## YOUR GOAL
Write out the data again exactly, skipping every picture.

## EXTRACTED RECORDS
====
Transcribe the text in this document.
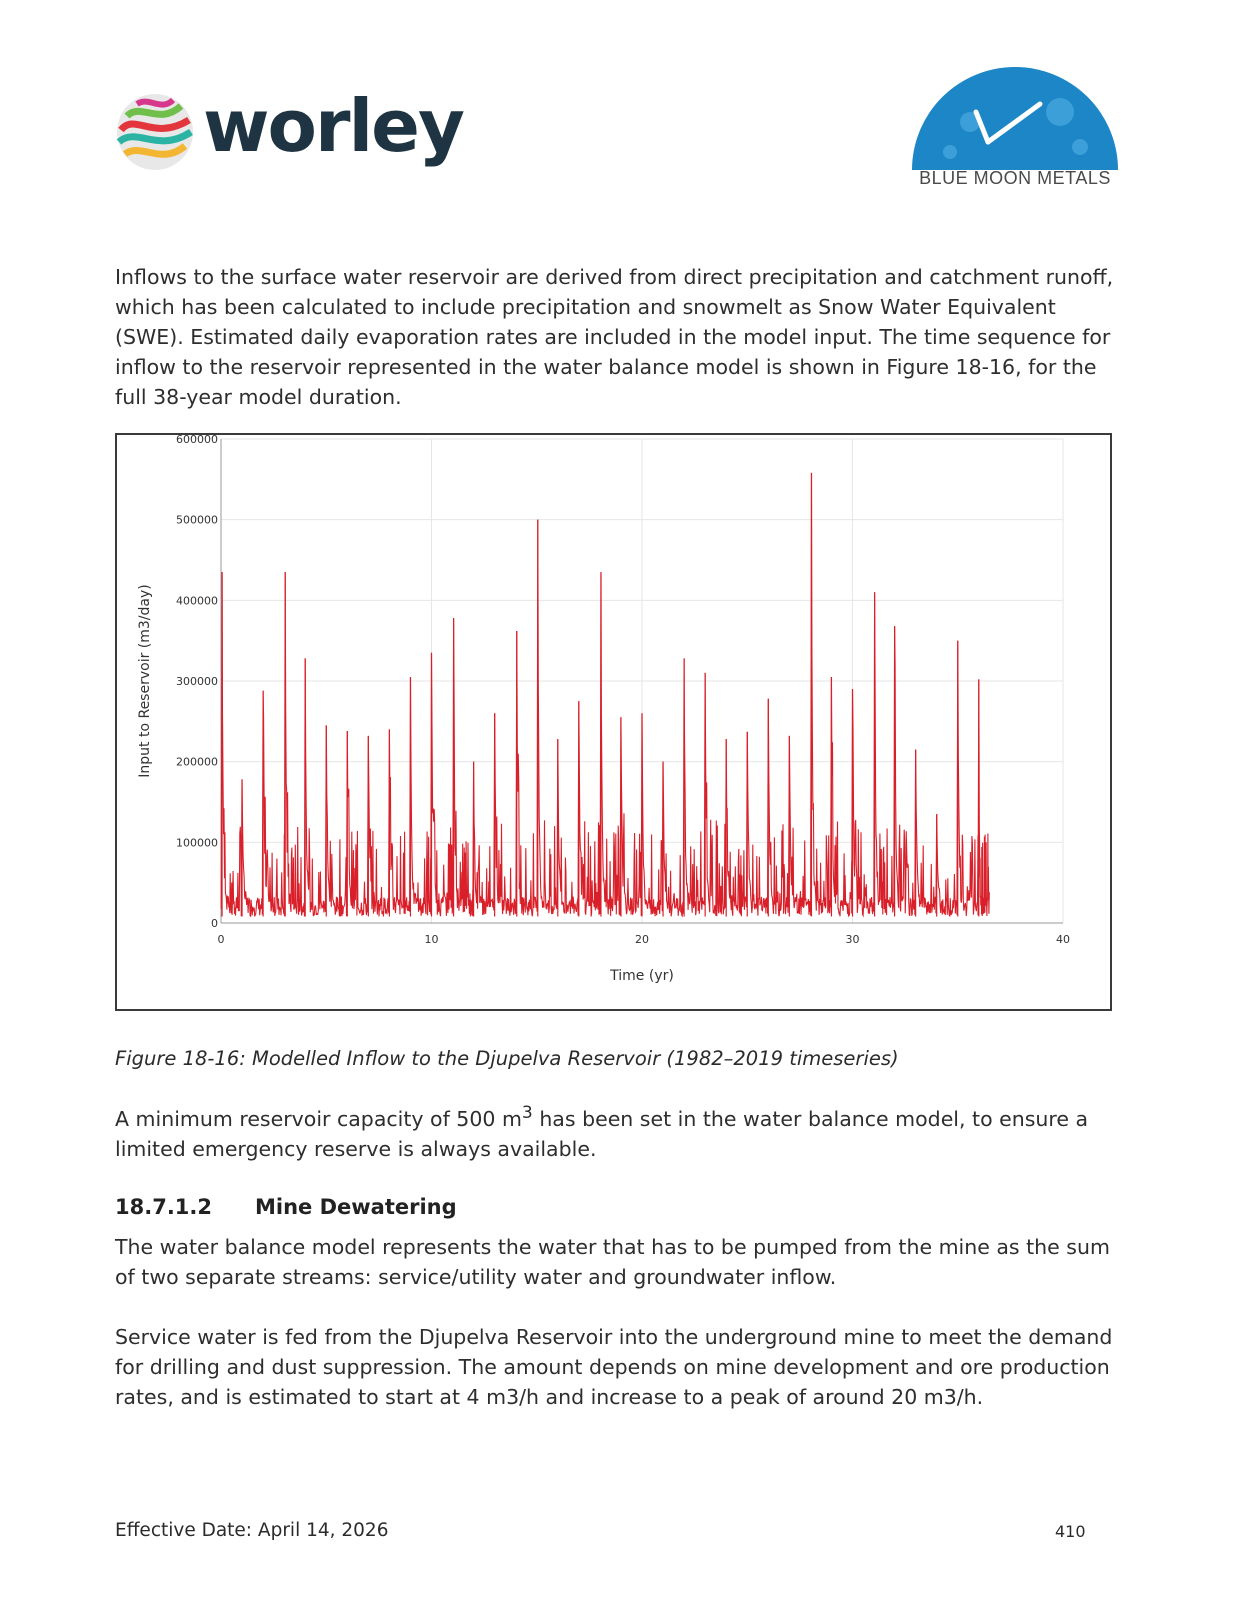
worley
BLUE MOON METALS

Inflows to the surface water reservoir are derived from direct precipitation and catchment runoff, which has been calculated to include precipitation and snowmelt as Snow Water Equivalent (SWE). Estimated daily evaporation rates are included in the model input. The time sequence for inflow to the reservoir represented in the water balance model is shown in Figure 18-16, for the full 38-year model duration.

0
100000
200000
300000
400000
500000
600000
0	10	20	30	40
Time (yr)
Input to Reservoir (m3/day)
Figure 18-16: Modelled Inflow to the Djupelva Reservoir (1982–2019 timeseries)

A minimum reservoir capacity of 500 $m^3$ has been set in the water balance model, to ensure a limited emergency reserve is always available.

18.7.1.2 Mine Dewatering

The water balance model represents the water that has to be pumped from the mine as the sum of two separate streams: service/utility water and groundwater inflow.

Service water is fed from the Djupelva Reservoir into the underground mine to meet the demand for drilling and dust suppression. The amount depends on mine development and ore production rates, and is estimated to start at 4 m3/h and increase to a peak of around 20 m3/h.

Effective Date: April 14, 2026	410
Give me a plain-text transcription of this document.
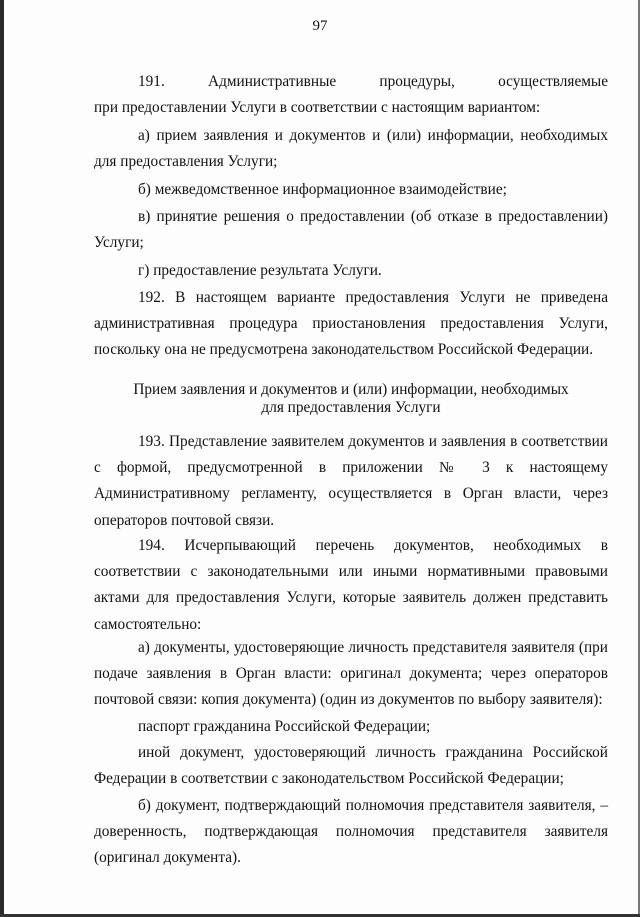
97

191. Административные процедуры, осуществляемые

при предоставлении Услуги в соответствии с настоящим вариантом:

а) прием заявления и документов и (или) информации, необходимых для предоставления Услуги;

б) межведомственное информационное взаимодействие;

в) принятие решения о предоставлении (об отказе в предоставлении) Услуги;

г) предоставление результата Услуги.

192. В настоящем варианте предоставления Услуги не приведена административная процедура приостановления предоставления Услуги, поскольку она не предусмотрена законодательством Российской Федерации.

Прием заявления и документов и (или) информации, необходимых

для предоставления Услуги

193. Представление заявителем документов и заявления в соответствии с формой, предусмотренной в приложении № 3 к настоящему Административному регламенту, осуществляется в Орган власти, через операторов почтовой связи.

194. Исчерпывающий перечень документов, необходимых в соответствии с законодательными или иными нормативными правовыми актами для предоставления Услуги, которые заявитель должен представить самостоятельно:

а) документы, удостоверяющие личность представителя заявителя (при подаче заявления в Орган власти: оригинал документа; через операторов почтовой связи: копия документа) (один из документов по выбору заявителя):

паспорт гражданина Российской Федерации;

иной документ, удостоверяющий личность гражданина Российской Федерации в соответствии с законодательством Российской Федерации;

б) документ, подтверждающий полномочия представителя заявителя, – доверенность, подтверждающая полномочия представителя заявителя (оригинал документа).
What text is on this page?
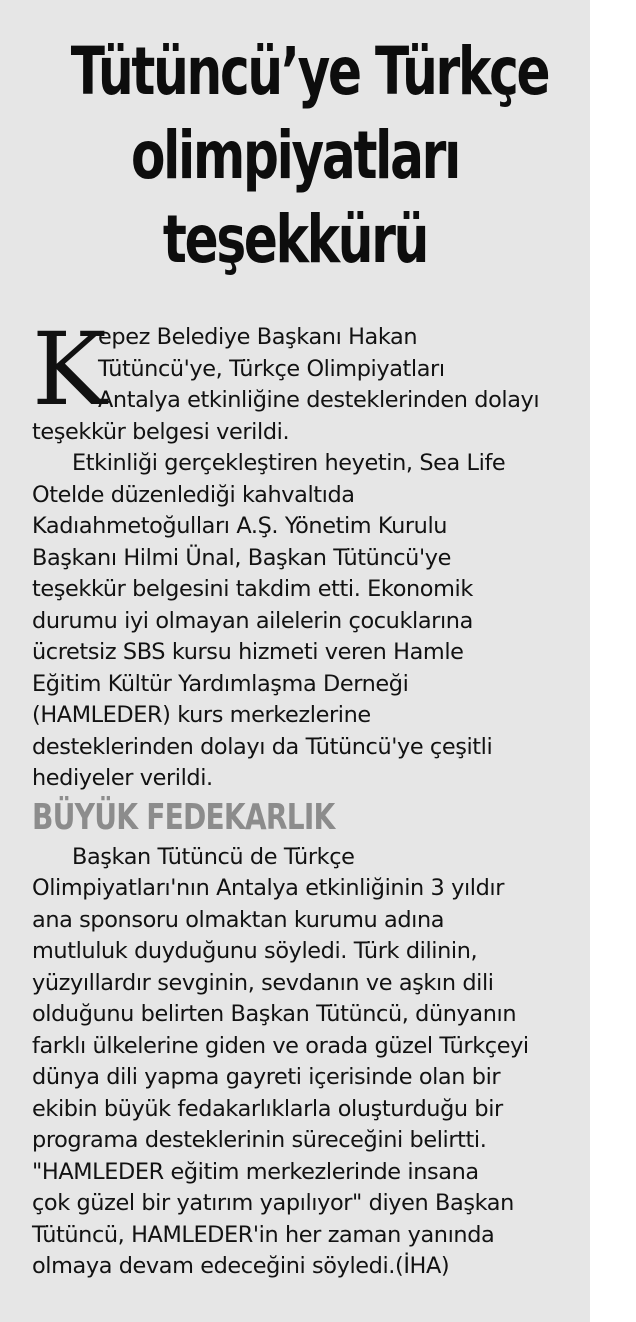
Tütüncü’ye Türkçe
olimpiyatları
teşekkürü
K
epez Belediye Başkanı Hakan
Tütüncü'ye, Türkçe Olimpiyatları
Antalya etkinliğine desteklerinden dolayı
teşekkür belgesi verildi.
Etkinliği gerçekleştiren heyetin, Sea Life
Otelde düzenlediği kahvaltıda
Kadıahmetoğulları A.Ş. Yönetim Kurulu
Başkanı Hilmi Ünal, Başkan Tütüncü'ye
teşekkür belgesini takdim etti. Ekonomik
durumu iyi olmayan ailelerin çocuklarına
ücretsiz SBS kursu hizmeti veren Hamle
Eğitim Kültür Yardımlaşma Derneği
(HAMLEDER) kurs merkezlerine
desteklerinden dolayı da Tütüncü'ye çeşitli
hediyeler verildi.
BÜYÜK FEDEKARLIK
Başkan Tütüncü de Türkçe
Olimpiyatları'nın Antalya etkinliğinin 3 yıldır
ana sponsoru olmaktan kurumu adına
mutluluk duyduğunu söyledi. Türk dilinin,
yüzyıllardır sevginin, sevdanın ve aşkın dili
olduğunu belirten Başkan Tütüncü, dünyanın
farklı ülkelerine giden ve orada güzel Türkçeyi
dünya dili yapma gayreti içerisinde olan bir
ekibin büyük fedakarlıklarla oluşturduğu bir
programa desteklerinin süreceğini belirtti.
"HAMLEDER eğitim merkezlerinde insana
çok güzel bir yatırım yapılıyor" diyen Başkan
Tütüncü, HAMLEDER'in her zaman yanında
olmaya devam edeceğini söyledi.(İHA)
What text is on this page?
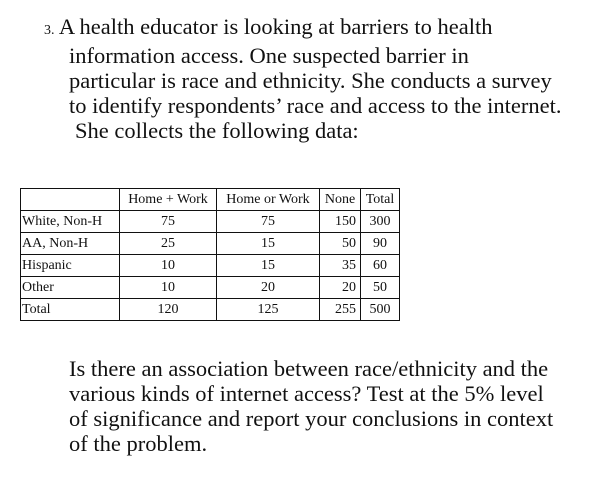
3. A health educator is looking at barriers to health
information access. One suspected barrier in
particular is race and ethnicity. She conducts a survey
to identify respondents’ race and access to the internet.
She collects the following data:
	Home + Work	Home or Work	None	Total
White, Non-H	75	75	150	300
AA, Non-H	25	15	50	90
Hispanic	10	15	35	60
Other	10	20	20	50
Total	120	125	255	500
Is there an association between race/ethnicity and the
various kinds of internet access? Test at the 5% level
of significance and report your conclusions in context
of the problem.
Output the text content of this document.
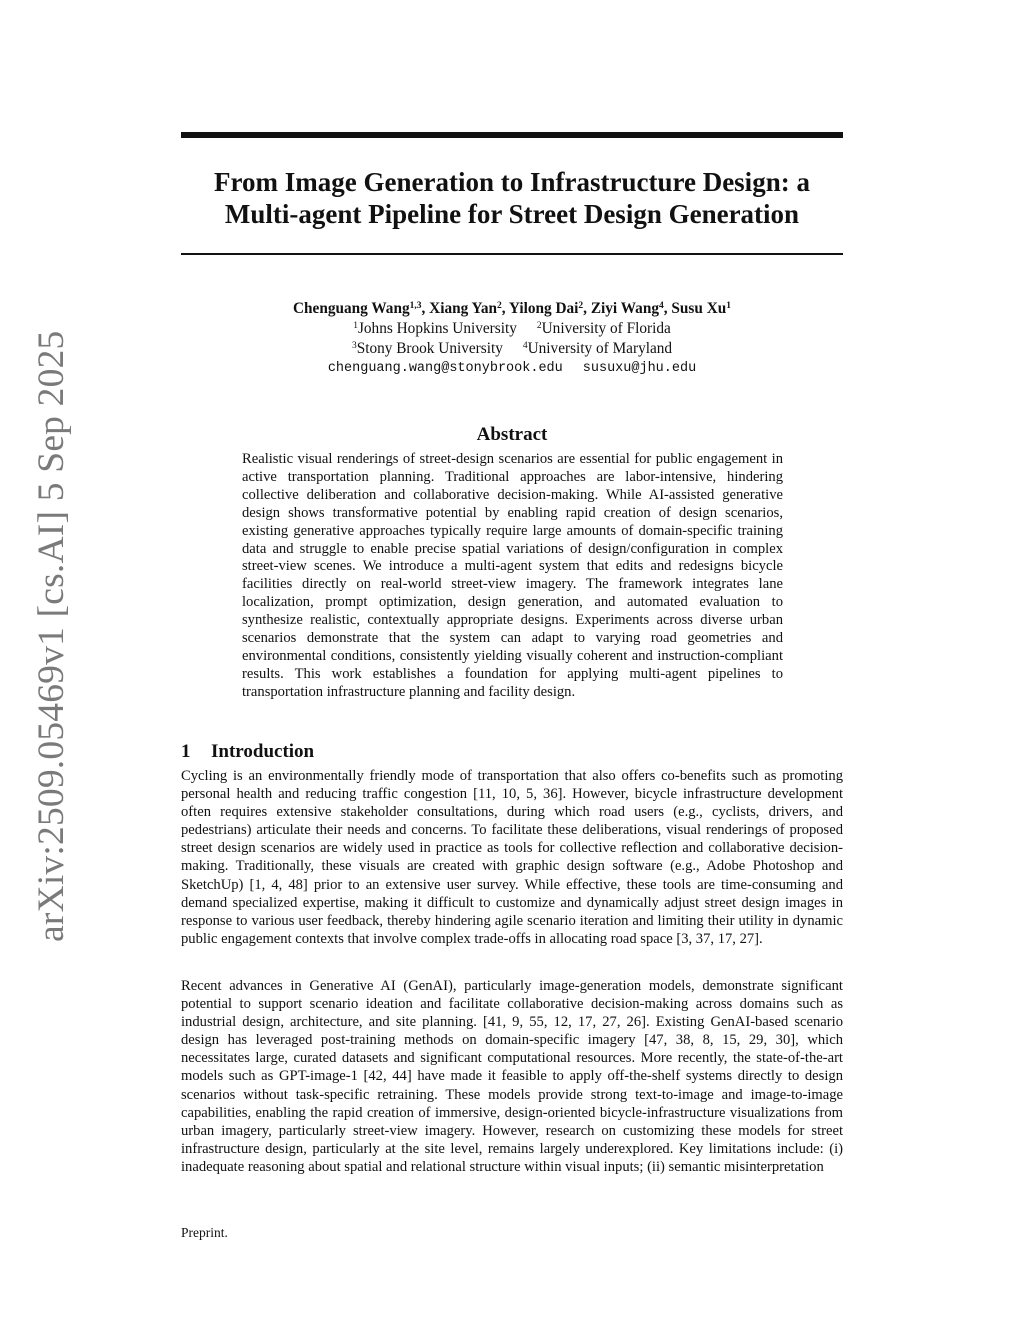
arXiv:2509.05469v1 [cs.AI] 5 Sep 2025
From Image Generation to Infrastructure Design: a
Multi-agent Pipeline for Street Design Generation
Chenguang Wang$^{1,3}$, Xiang Yan$^2$, Yilong Dai$^2$, Ziyi Wang$^4$, Susu Xu$^1$
$^1$Johns Hopkins University $^2$University of Florida
$^3$Stony Brook University $^4$University of Maryland
chenguang.wang@stonybrook.edu susuxu@jhu.edu
Abstract
Realistic visual renderings of street-design scenarios are essential for public engagement in active transportation planning. Traditional approaches are labor-intensive, hindering collective deliberation and collaborative decision-making. While AI-assisted generative design shows transformative potential by enabling rapid creation of design scenarios, existing generative approaches typically require large amounts of domain-specific training data and struggle to enable precise spatial variations of design/configuration in complex street-view scenes. We introduce a multi-agent system that edits and redesigns bicycle facilities directly on real-world street-view imagery. The framework integrates lane localization, prompt optimization, design generation, and automated evaluation to synthesize realistic, contextually appropriate designs. Experiments across diverse urban scenarios demonstrate that the system can adapt to varying road geometries and environmental conditions, consistently yielding visually coherent and instruction-compliant results. This work establishes a foundation for applying multi-agent pipelines to transportation infrastructure planning and facility design.
1 Introduction

Cycling is an environmentally friendly mode of transportation that also offers co-benefits such as promoting personal health and reducing traffic congestion [11, 10, 5, 36]. However, bicycle infrastructure development often requires extensive stakeholder consultations, during which road users (e.g., cyclists, drivers, and pedestrians) articulate their needs and concerns. To facilitate these deliberations, visual renderings of proposed street design scenarios are widely used in practice as tools for collective reflection and collaborative decision-making. Traditionally, these visuals are created with graphic design software (e.g., Adobe Photoshop and SketchUp) [1, 4, 48] prior to an extensive user survey. While effective, these tools are time-consuming and demand specialized expertise, making it difficult to customize and dynamically adjust street design images in response to various user feedback, thereby hindering agile scenario iteration and limiting their utility in dynamic public engagement contexts that involve complex trade-offs in allocating road space [3, 37, 17, 27].

Recent advances in Generative AI (GenAI), particularly image-generation models, demonstrate significant potential to support scenario ideation and facilitate collaborative decision-making across domains such as industrial design, architecture, and site planning. [41, 9, 55, 12, 17, 27, 26]. Existing GenAI-based scenario design has leveraged post-training methods on domain-specific imagery [47, 38, 8, 15, 29, 30], which necessitates large, curated datasets and significant computational resources. More recently, the state-of-the-art models such as GPT-image-1 [42, 44] have made it feasible to apply off-the-shelf systems directly to design scenarios without task-specific retraining. These models provide strong text-to-image and image-to-image capabilities, enabling the rapid creation of immersive, design-oriented bicycle-infrastructure visualizations from urban imagery, particularly street-view imagery. However, research on customizing these models for street infrastructure design, particularly at the site level, remains largely underexplored. Key limitations include: (i) inadequate reasoning about spatial and relational structure within visual inputs; (ii) semantic misinterpretation

Preprint.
====
## RESULT OF THIS TASK
Transcribe the text in this document.
worley
BLUE MOON METALS

Inflows to the surface water reservoir are derived from direct precipitation and catchment runoff, which has been calculated to include precipitation and snowmelt as Snow Water Equivalent (SWE). Estimated daily evaporation rates are included in the model input. The time sequence for inflow to the reservoir represented in the water balance model is shown in Figure 18-16, for the full 38-year model duration.

0
100000
200000
300000
400000
500000
600000
0	10	20	30	40
Time (yr)
Input to Reservoir (m3/day)
Figure 18-16: Modelled Inflow to the Djupelva Reservoir (1982–2019 timeseries)

A minimum reservoir capacity of 500 $m^3$ has been set in the water balance model, to ensure a limited emergency reserve is always available.

18.7.1.2 Mine Dewatering

The water balance model represents the water that has to be pumped from the mine as the sum of two separate streams: service/utility water and groundwater inflow.

Service water is fed from the Djupelva Reservoir into the underground mine to meet the demand for drilling and dust suppression. The amount depends on mine development and ore production rates, and is estimated to start at 4 m3/h and increase to a peak of around 20 m3/h.

Effective Date: April 14, 2026	410
Give me a plain-text transcription of this document.
97

191. Административные процедуры, осуществляемые

при предоставлении Услуги в соответствии с настоящим вариантом:

а) прием заявления и документов и (или) информации, необходимых для предоставления Услуги;

б) межведомственное информационное взаимодействие;

в) принятие решения о предоставлении (об отказе в предоставлении) Услуги;

г) предоставление результата Услуги.

192. В настоящем варианте предоставления Услуги не приведена административная процедура приостановления предоставления Услуги, поскольку она не предусмотрена законодательством Российской Федерации.

Прием заявления и документов и (или) информации, необходимых

для предоставления Услуги

193. Представление заявителем документов и заявления в соответствии с формой, предусмотренной в приложении № 3 к настоящему Административному регламенту, осуществляется в Орган власти, через операторов почтовой связи.

194. Исчерпывающий перечень документов, необходимых в соответствии с законодательными или иными нормативными правовыми актами для предоставления Услуги, которые заявитель должен представить самостоятельно:

а) документы, удостоверяющие личность представителя заявителя (при подаче заявления в Орган власти: оригинал документа; через операторов почтовой связи: копия документа) (один из документов по выбору заявителя):

паспорт гражданина Российской Федерации;

иной документ, удостоверяющий личность гражданина Российской Федерации в соответствии с законодательством Российской Федерации;

б) документ, подтверждающий полномочия представителя заявителя, – доверенность, подтверждающая полномочия представителя заявителя (оригинал документа).
What text is on this page?
Tütüncü’ye Türkçe
olimpiyatları
teşekkürü
K
epez Belediye Başkanı Hakan
Tütüncü'ye, Türkçe Olimpiyatları
Antalya etkinliğine desteklerinden dolayı
teşekkür belgesi verildi.
Etkinliği gerçekleştiren heyetin, Sea Life
Otelde düzenlediği kahvaltıda
Kadıahmetoğulları A.Ş. Yönetim Kurulu
Başkanı Hilmi Ünal, Başkan Tütüncü'ye
teşekkür belgesini takdim etti. Ekonomik
durumu iyi olmayan ailelerin çocuklarına
ücretsiz SBS kursu hizmeti veren Hamle
Eğitim Kültür Yardımlaşma Derneği
(HAMLEDER) kurs merkezlerine
desteklerinden dolayı da Tütüncü'ye çeşitli
hediyeler verildi.
BÜYÜK FEDEKARLIK
Başkan Tütüncü de Türkçe
Olimpiyatları'nın Antalya etkinliğinin 3 yıldır
ana sponsoru olmaktan kurumu adına
mutluluk duyduğunu söyledi. Türk dilinin,
yüzyıllardır sevginin, sevdanın ve aşkın dili
olduğunu belirten Başkan Tütüncü, dünyanın
farklı ülkelerine giden ve orada güzel Türkçeyi
dünya dili yapma gayreti içerisinde olan bir
ekibin büyük fedakarlıklarla oluşturduğu bir
programa desteklerinin süreceğini belirtti.
"HAMLEDER eğitim merkezlerinde insana
çok güzel bir yatırım yapılıyor" diyen Başkan
Tütüncü, HAMLEDER'in her zaman yanında
olmaya devam edeceğini söyledi.(İHA)
What text is on this page?
3. A health educator is looking at barriers to health
information access. One suspected barrier in
particular is race and ethnicity. She conducts a survey
to identify respondents’ race and access to the internet.
She collects the following data:
	Home + Work	Home or Work	None	Total
White, Non-H	75	75	150	300
AA, Non-H	25	15	50	90
Hispanic	10	15	35	60
Other	10	20	20	50
Total	120	125	255	500
Is there an association between race/ethnicity and the
various kinds of internet access? Test at the 5% level
of significance and report your conclusions in context
of the problem.
Output the text content of this document.
arXiv:2509.05469v1 [cs.AI] 5 Sep 2025
From Image Generation to Infrastructure Design: a
Multi-agent Pipeline for Street Design Generation
Chenguang Wang$^{1,3}$, Xiang Yan$^2$, Yilong Dai$^2$, Ziyi Wang$^4$, Susu Xu$^1$
$^1$Johns Hopkins University $^2$University of Florida
$^3$Stony Brook University $^4$University of Maryland
chenguang.wang@stonybrook.edu susuxu@jhu.edu
Abstract
Realistic visual renderings of street-design scenarios are essential for public engagement in active transportation planning. Traditional approaches are labor-intensive, hindering collective deliberation and collaborative decision-making. While AI-assisted generative design shows transformative potential by enabling rapid creation of design scenarios, existing generative approaches typically require large amounts of domain-specific training data and struggle to enable precise spatial variations of design/configuration in complex street-view scenes. We introduce a multi-agent system that edits and redesigns bicycle facilities directly on real-world street-view imagery. The framework integrates lane localization, prompt optimization, design generation, and automated evaluation to synthesize realistic, contextually appropriate designs. Experiments across diverse urban scenarios demonstrate that the system can adapt to varying road geometries and environmental conditions, consistently yielding visually coherent and instruction-compliant results. This work establishes a foundation for applying multi-agent pipelines to transportation infrastructure planning and facility design.
1 Introduction

Cycling is an environmentally friendly mode of transportation that also offers co-benefits such as promoting personal health and reducing traffic congestion [11, 10, 5, 36]. However, bicycle infrastructure development often requires extensive stakeholder consultations, during which road users (e.g., cyclists, drivers, and pedestrians) articulate their needs and concerns. To facilitate these deliberations, visual renderings of proposed street design scenarios are widely used in practice as tools for collective reflection and collaborative decision-making. Traditionally, these visuals are created with graphic design software (e.g., Adobe Photoshop and SketchUp) [1, 4, 48] prior to an extensive user survey. While effective, these tools are time-consuming and demand specialized expertise, making it difficult to customize and dynamically adjust street design images in response to various user feedback, thereby hindering agile scenario iteration and limiting their utility in dynamic public engagement contexts that involve complex trade-offs in allocating road space [3, 37, 17, 27].

Recent advances in Generative AI (GenAI), particularly image-generation models, demonstrate significant potential to support scenario ideation and facilitate collaborative decision-making across domains such as industrial design, architecture, and site planning. [41, 9, 55, 12, 17, 27, 26]. Existing GenAI-based scenario design has leveraged post-training methods on domain-specific imagery [47, 38, 8, 15, 29, 30], which necessitates large, curated datasets and significant computational resources. More recently, the state-of-the-art models such as GPT-image-1 [42, 44] have made it feasible to apply off-the-shelf systems directly to design scenarios without task-specific retraining. These models provide strong text-to-image and image-to-image capabilities, enabling the rapid creation of immersive, design-oriented bicycle-infrastructure visualizations from urban imagery, particularly street-view imagery. However, research on customizing these models for street infrastructure design, particularly at the site level, remains largely underexplored. Key limitations include: (i) inadequate reasoning about spatial and relational structure within visual inputs; (ii) semantic misinterpretation

Preprint.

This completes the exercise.